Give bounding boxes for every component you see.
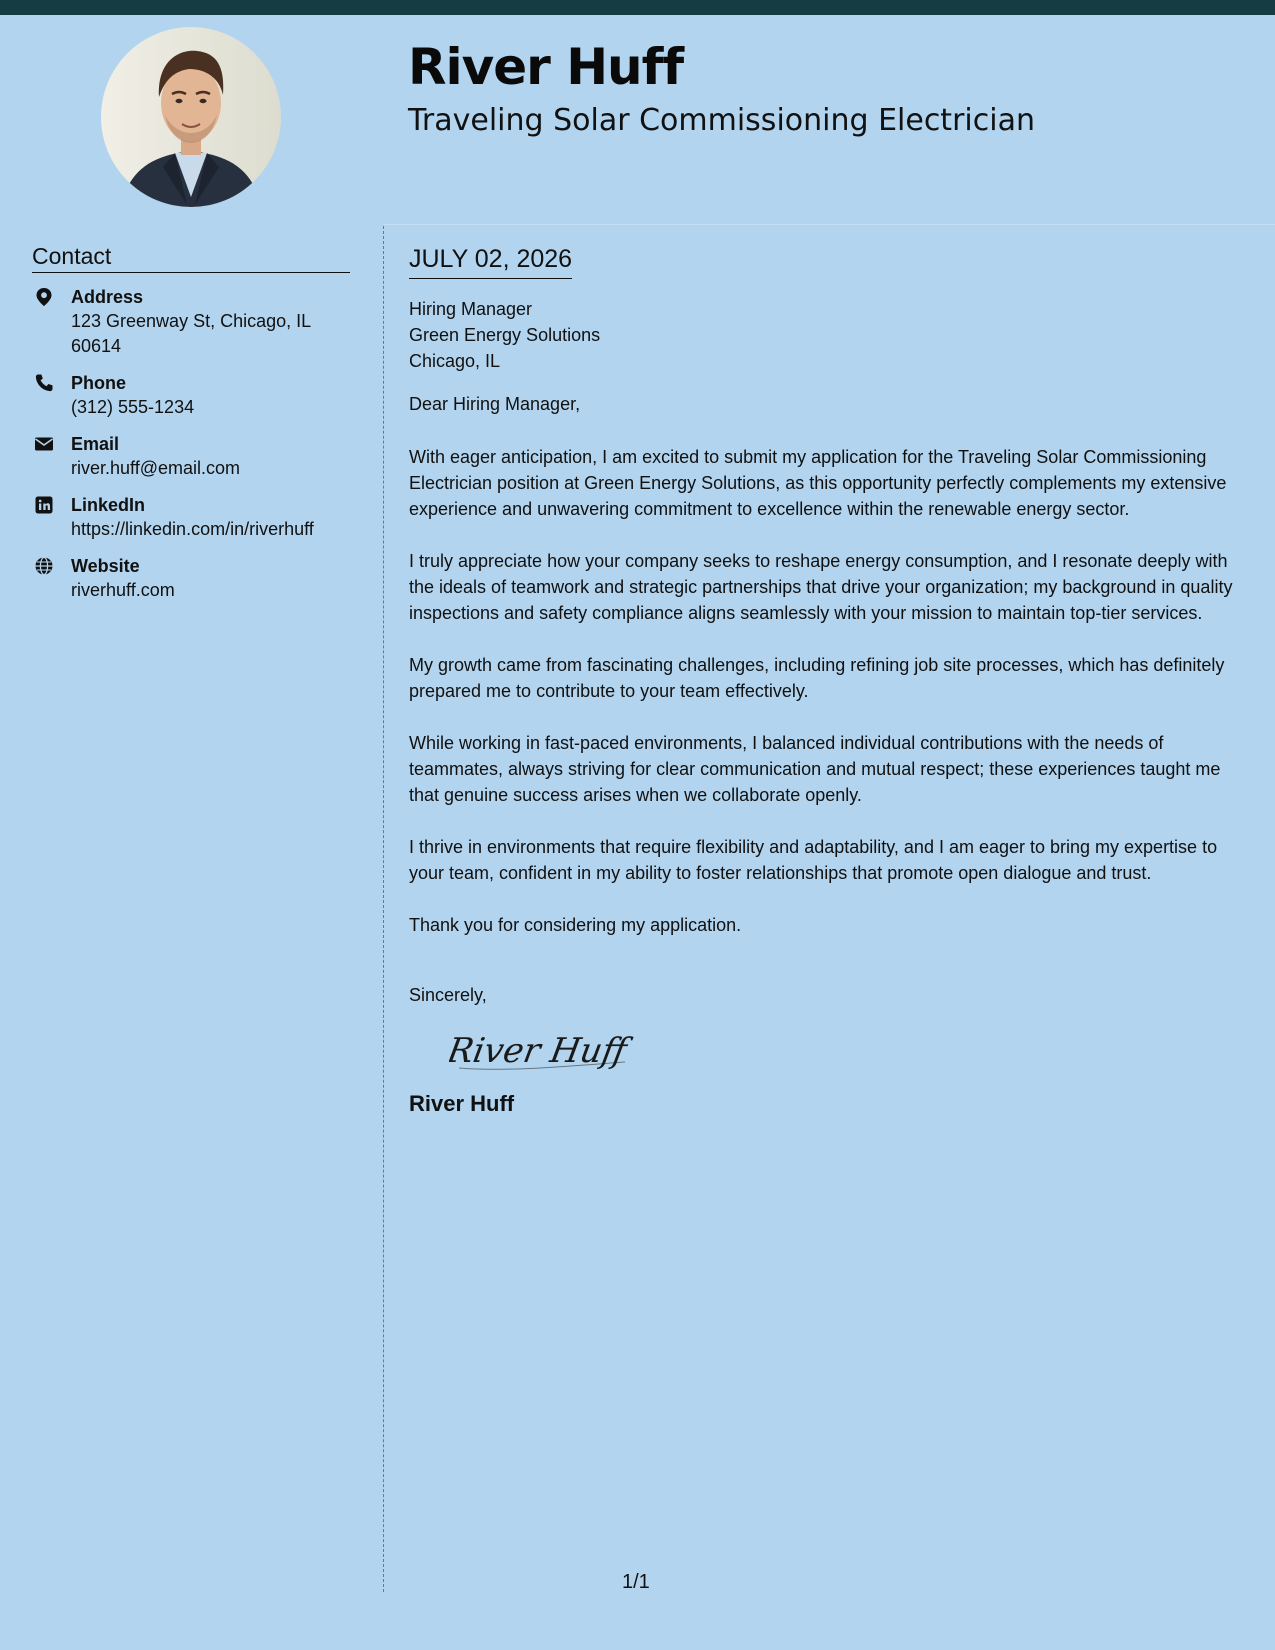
location-pin-icon <box>34 287 54 307</box>
top-accent-bar <box>0 0 1275 15</box>
letter-paragraph: I truly appreciate how your company seeks to reshape energy consumption, and I resonate deeply with the ideals of teamwork and strategic partnerships that drive your organization; my background in quality inspections and safety compliance aligns seamlessly with your mission to maintain top-tier services. <box>409 551 1233 623</box>
letter-paragraph: My growth came from fascinating challenges, including refining job site processes, which has definitely prepared me to contribute to your team effectively. <box>409 655 1225 701</box>
contact-value: 123 Greenway St, Chicago, IL 60614 <box>71 311 311 356</box>
profile-photo <box>101 27 281 207</box>
phone-icon <box>34 373 54 393</box>
contact-item-linkedin <box>32 493 352 542</box>
salutation: Dear Hiring Manager, <box>409 394 581 414</box>
contact-item-website <box>32 554 352 603</box>
contact-item-phone <box>32 371 352 420</box>
contact-list <box>32 285 352 615</box>
letter-body <box>409 244 1251 1118</box>
recipient-line: Hiring Manager <box>409 299 533 319</box>
envelope-icon <box>34 434 54 454</box>
contact-label: Email <box>71 434 120 454</box>
letter-date: JULY 02, 2026 <box>409 244 572 279</box>
letter-paragraph: With eager anticipation, I am excited to submit my application for the Traveling Solar Commissioning Electrician position at Green Energy Solutions, as this opportunity perfectly complements my extensive experience and unwavering commitment to excellence within the renewable energy sector. <box>409 447 1227 519</box>
header-divider <box>384 224 1275 225</box>
letter-paragraph: Thank you for considering my application. <box>409 915 742 935</box>
header-job-title: Traveling Solar Commissioning Electrician <box>408 103 1035 138</box>
recipient-block <box>409 296 1251 374</box>
contact-label: Website <box>71 556 140 576</box>
contact-value[interactable]: riverhuff.com <box>71 580 175 600</box>
contact-value: river.huff@email.com <box>71 458 240 478</box>
recipient-line: Green Energy Solutions <box>409 325 601 345</box>
svg-text:River Huff: River Huff <box>449 1031 630 1071</box>
contact-label: LinkedIn <box>71 495 146 515</box>
recipient-line: Chicago, IL <box>409 351 501 371</box>
contact-item-address <box>32 285 352 359</box>
linkedin-icon <box>34 495 54 515</box>
contact-value[interactable]: https://linkedin.com/in/riverhuff <box>71 519 314 539</box>
column-divider <box>383 226 384 1592</box>
contact-label: Phone <box>71 373 127 393</box>
contact-item-email <box>32 432 352 481</box>
signer-name: River Huff <box>409 1091 515 1116</box>
letter-paragraph: While working in fast-paced environments, I balanced individual contributions with the needs of teammates, always striving for clear communication and mutual respect; these experiences taught me that genuine success arises when we collaborate openly. <box>409 733 1221 805</box>
closing: Sincerely, <box>409 985 487 1005</box>
handwritten-signature <box>449 1022 1251 1082</box>
page-number: 1/1 <box>622 1571 650 1593</box>
contact-label: Address <box>71 287 144 307</box>
contact-value: (312) 555-1234 <box>71 397 195 417</box>
contact-heading: Contact <box>32 242 350 273</box>
header-name: River Huff <box>408 38 684 96</box>
letter-paragraph: I thrive in environments that require flexibility and adaptability, and I am eager to bring my expertise to your team, confident in my ability to foster relationships that promote open dialogue and trust. <box>409 837 1218 883</box>
globe-icon <box>34 556 54 576</box>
....
EXERCISE OBJECTIVE:
Reproduce every line of the material above verbatim, leaving out the picture.

WRITTEN REPLY:
Give bounding boxes for every component you see.
location-pin-icon <box>34 287 54 307</box>
top-accent-bar <box>0 0 1275 15</box>
letter-paragraph: I truly appreciate how your company seeks to reshape energy consumption, and I resonate deeply with the ideals of teamwork and strategic partnerships that drive your organization; my background in quality inspections and safety compliance aligns seamlessly with your mission to maintain top-tier services. <box>409 551 1233 623</box>
letter-paragraph: My growth came from fascinating challenges, including refining job site processes, which has definitely prepared me to contribute to your team effectively. <box>409 655 1225 701</box>
contact-value: 123 Greenway St, Chicago, IL 60614 <box>71 311 311 356</box>
profile-photo <box>101 27 281 207</box>
phone-icon <box>34 373 54 393</box>
contact-item-linkedin <box>32 493 352 542</box>
salutation: Dear Hiring Manager, <box>409 394 581 414</box>
contact-item-website <box>32 554 352 603</box>
contact-item-phone <box>32 371 352 420</box>
contact-list <box>32 285 352 615</box>
letter-body <box>409 244 1251 1118</box>
recipient-line: Hiring Manager <box>409 299 533 319</box>
envelope-icon <box>34 434 54 454</box>
contact-label: Email <box>71 434 120 454</box>
letter-date: JULY 02, 2026 <box>409 244 572 279</box>
letter-paragraph: With eager anticipation, I am excited to submit my application for the Traveling Solar Commissioning Electrician position at Green Energy Solutions, as this opportunity perfectly complements my extensive experience and unwavering commitment to excellence within the renewable energy sector. <box>409 447 1227 519</box>
header-divider <box>384 224 1275 225</box>
letter-paragraph: Thank you for considering my application. <box>409 915 742 935</box>
header-job-title: Traveling Solar Commissioning Electrician <box>408 103 1035 138</box>
recipient-block <box>409 296 1251 374</box>
contact-label: Website <box>71 556 140 576</box>
contact-value[interactable]: riverhuff.com <box>71 580 175 600</box>
contact-value: river.huff@email.com <box>71 458 240 478</box>
recipient-line: Green Energy Solutions <box>409 325 601 345</box>
svg-text:River Huff: River Huff <box>449 1031 630 1071</box>
contact-label: LinkedIn <box>71 495 146 515</box>
recipient-line: Chicago, IL <box>409 351 501 371</box>
contact-item-address <box>32 285 352 359</box>
linkedin-icon <box>34 495 54 515</box>
contact-value[interactable]: https://linkedin.com/in/riverhuff <box>71 519 314 539</box>
column-divider <box>383 226 384 1592</box>
contact-label: Phone <box>71 373 127 393</box>
contact-item-email <box>32 432 352 481</box>
signer-name: River Huff <box>409 1091 515 1116</box>
letter-paragraph: While working in fast-paced environments, I balanced individual contributions with the needs of teammates, always striving for clear communication and mutual respect; these experiences taught me that genuine success arises when we collaborate openly. <box>409 733 1221 805</box>
closing: Sincerely, <box>409 985 487 1005</box>
handwritten-signature <box>449 1022 1251 1082</box>
page-number: 1/1 <box>622 1571 650 1593</box>
contact-label: Address <box>71 287 144 307</box>
contact-value: (312) 555-1234 <box>71 397 195 417</box>
contact-heading: Contact <box>32 242 350 273</box>
header-name: River Huff <box>408 38 684 96</box>
letter-paragraph: I thrive in environments that require flexibility and adaptability, and I am eager to bring my expertise to your team, confident in my ability to foster relationships that promote open dialogue and trust. <box>409 837 1218 883</box>
globe-icon <box>34 556 54 576</box>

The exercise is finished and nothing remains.